What you need to do: Isolate every line in the data with the string "กรกฎาคม" and copy it.

### Dataset extract ###

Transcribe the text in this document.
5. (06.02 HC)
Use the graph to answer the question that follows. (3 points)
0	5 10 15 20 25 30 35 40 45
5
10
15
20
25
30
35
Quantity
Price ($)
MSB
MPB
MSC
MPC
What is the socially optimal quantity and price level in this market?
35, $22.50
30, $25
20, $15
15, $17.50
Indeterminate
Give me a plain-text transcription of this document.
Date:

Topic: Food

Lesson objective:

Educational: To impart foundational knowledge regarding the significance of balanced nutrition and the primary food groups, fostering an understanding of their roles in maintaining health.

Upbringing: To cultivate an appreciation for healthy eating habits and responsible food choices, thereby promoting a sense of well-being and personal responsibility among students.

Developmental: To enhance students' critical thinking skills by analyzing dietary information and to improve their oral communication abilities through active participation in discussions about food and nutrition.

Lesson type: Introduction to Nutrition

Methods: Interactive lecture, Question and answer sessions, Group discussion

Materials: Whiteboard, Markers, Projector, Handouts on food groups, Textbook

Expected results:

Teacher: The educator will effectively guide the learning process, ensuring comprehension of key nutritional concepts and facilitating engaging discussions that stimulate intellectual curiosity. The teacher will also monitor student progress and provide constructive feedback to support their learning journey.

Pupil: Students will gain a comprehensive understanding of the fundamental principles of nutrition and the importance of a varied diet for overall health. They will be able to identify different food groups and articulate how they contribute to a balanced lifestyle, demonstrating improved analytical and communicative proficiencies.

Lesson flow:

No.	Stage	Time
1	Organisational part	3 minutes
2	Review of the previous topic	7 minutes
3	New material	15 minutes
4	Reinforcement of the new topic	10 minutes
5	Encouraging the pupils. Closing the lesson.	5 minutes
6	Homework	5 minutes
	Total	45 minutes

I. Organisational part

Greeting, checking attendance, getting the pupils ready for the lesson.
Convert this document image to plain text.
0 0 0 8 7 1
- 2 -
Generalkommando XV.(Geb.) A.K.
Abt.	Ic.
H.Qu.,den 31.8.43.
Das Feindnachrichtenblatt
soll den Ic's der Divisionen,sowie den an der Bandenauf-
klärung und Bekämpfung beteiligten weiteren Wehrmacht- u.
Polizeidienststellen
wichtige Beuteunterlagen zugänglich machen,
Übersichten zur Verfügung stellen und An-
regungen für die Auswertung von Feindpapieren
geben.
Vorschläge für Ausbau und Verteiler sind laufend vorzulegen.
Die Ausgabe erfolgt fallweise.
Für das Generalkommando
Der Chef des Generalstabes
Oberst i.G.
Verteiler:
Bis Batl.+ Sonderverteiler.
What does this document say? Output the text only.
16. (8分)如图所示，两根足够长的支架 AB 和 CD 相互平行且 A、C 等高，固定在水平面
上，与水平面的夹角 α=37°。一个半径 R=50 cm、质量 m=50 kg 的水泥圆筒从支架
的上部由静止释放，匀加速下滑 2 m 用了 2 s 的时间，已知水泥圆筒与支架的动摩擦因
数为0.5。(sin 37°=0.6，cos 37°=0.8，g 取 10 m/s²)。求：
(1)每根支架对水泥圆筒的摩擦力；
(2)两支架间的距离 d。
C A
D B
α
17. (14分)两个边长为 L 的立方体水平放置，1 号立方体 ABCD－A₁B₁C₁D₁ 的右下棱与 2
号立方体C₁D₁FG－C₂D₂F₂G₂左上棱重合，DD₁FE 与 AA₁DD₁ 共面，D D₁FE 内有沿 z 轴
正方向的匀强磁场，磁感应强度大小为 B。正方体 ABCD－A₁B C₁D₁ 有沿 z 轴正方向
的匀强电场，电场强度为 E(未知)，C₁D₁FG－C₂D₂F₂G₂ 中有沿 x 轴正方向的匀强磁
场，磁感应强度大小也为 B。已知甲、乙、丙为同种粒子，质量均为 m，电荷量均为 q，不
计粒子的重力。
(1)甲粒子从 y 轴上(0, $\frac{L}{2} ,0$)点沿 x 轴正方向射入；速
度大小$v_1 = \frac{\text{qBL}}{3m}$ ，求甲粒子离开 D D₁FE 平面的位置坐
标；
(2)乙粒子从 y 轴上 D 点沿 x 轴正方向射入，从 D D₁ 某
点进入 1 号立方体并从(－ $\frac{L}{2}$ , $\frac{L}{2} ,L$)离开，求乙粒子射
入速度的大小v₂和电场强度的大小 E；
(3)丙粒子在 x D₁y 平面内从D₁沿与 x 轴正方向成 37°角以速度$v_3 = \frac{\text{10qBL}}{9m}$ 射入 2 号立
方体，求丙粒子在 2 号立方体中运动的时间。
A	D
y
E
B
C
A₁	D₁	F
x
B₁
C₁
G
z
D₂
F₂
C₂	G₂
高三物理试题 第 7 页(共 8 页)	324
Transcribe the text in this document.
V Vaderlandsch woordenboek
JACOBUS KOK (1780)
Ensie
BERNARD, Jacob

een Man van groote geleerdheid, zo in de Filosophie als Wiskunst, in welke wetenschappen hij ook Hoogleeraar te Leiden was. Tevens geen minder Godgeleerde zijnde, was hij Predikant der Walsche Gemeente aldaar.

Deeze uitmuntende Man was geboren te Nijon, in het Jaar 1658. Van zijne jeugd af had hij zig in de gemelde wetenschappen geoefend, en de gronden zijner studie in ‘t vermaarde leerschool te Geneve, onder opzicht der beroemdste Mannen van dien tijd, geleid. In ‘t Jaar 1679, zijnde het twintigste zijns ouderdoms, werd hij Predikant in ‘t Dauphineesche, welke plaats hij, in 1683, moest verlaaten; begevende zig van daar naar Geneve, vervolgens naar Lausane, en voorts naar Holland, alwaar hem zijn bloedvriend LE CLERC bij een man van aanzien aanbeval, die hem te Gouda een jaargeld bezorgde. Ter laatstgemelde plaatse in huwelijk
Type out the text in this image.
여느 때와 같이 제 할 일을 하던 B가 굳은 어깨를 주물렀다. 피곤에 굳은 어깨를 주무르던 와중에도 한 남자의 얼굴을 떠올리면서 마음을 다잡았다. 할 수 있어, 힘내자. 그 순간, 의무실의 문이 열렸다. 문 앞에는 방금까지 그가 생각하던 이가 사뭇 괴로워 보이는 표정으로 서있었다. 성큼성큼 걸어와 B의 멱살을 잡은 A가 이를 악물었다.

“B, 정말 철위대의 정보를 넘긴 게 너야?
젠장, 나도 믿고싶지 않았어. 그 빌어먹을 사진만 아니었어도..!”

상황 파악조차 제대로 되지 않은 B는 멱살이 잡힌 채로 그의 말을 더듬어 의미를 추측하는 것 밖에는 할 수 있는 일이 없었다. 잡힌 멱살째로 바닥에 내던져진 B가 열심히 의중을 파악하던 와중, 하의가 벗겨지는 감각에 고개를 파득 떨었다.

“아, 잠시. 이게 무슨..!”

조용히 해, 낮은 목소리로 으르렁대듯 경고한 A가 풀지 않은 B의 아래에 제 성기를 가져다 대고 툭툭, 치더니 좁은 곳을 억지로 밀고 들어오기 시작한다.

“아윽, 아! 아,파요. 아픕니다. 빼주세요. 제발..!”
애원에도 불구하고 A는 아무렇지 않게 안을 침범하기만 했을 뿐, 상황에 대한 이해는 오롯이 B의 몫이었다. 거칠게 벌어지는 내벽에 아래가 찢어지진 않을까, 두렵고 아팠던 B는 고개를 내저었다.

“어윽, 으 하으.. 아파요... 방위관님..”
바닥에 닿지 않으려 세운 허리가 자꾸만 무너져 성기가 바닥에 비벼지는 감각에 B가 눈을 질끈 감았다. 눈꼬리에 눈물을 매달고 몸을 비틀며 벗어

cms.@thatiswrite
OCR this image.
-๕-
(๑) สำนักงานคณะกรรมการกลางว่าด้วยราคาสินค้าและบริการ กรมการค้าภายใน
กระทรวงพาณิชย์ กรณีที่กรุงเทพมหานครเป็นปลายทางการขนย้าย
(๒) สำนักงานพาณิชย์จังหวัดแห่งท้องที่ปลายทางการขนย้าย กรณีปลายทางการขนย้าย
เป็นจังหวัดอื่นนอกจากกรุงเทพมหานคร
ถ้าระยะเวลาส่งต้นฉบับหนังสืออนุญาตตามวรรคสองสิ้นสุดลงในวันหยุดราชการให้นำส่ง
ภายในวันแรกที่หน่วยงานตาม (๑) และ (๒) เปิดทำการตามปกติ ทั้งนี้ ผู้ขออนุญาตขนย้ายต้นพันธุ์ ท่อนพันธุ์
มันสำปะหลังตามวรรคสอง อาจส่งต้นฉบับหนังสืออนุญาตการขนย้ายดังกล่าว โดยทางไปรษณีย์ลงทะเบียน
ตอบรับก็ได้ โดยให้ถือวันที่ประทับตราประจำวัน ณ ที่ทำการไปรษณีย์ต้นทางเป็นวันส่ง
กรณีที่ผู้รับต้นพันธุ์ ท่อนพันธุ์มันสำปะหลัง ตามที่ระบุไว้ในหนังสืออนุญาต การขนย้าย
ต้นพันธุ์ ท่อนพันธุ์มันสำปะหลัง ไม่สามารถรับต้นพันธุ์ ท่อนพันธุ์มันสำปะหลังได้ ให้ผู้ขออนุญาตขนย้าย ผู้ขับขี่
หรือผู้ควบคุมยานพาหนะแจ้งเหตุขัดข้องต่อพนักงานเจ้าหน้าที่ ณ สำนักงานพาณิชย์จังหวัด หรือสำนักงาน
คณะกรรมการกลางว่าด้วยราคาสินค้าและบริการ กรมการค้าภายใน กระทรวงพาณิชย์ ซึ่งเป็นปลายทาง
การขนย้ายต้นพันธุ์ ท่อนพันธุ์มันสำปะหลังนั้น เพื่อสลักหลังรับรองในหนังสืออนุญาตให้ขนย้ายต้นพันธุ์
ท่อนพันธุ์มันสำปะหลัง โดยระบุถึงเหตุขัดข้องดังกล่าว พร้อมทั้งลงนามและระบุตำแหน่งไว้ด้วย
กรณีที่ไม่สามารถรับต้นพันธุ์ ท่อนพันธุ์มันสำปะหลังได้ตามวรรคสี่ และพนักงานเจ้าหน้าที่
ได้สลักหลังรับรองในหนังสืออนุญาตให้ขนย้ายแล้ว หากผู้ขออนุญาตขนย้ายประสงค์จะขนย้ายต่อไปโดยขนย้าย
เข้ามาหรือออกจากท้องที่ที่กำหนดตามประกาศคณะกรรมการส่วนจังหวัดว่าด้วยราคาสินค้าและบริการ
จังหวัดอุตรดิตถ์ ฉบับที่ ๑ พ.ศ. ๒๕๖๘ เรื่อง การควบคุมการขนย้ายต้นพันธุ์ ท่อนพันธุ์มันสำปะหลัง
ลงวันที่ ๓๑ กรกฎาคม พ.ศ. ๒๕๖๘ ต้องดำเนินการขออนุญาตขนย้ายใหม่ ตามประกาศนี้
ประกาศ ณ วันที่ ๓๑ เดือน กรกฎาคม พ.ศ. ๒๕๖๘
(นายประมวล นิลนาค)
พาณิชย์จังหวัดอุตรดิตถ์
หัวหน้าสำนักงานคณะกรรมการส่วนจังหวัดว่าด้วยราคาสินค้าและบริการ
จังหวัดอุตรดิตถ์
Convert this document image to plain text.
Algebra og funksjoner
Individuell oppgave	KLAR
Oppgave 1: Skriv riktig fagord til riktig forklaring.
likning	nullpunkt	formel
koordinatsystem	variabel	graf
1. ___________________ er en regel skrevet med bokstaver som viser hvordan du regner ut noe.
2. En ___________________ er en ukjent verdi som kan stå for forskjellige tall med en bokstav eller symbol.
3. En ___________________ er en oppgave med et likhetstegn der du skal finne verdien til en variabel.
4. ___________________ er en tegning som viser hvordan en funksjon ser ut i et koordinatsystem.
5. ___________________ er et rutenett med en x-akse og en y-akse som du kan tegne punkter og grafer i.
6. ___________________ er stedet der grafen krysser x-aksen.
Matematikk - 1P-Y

###

Task answer:
ลงวันที่ ๓๑ กรกฎาคม พ.ศ. ๒๕๖๘ ต้องดำเนินการขออนุญาตขนย้ายใหม่ ตามประกาศนี้
ประกาศ ณ วันที่ ๓๑ เดือน กรกฎาคม พ.ศ. ๒๕๖๘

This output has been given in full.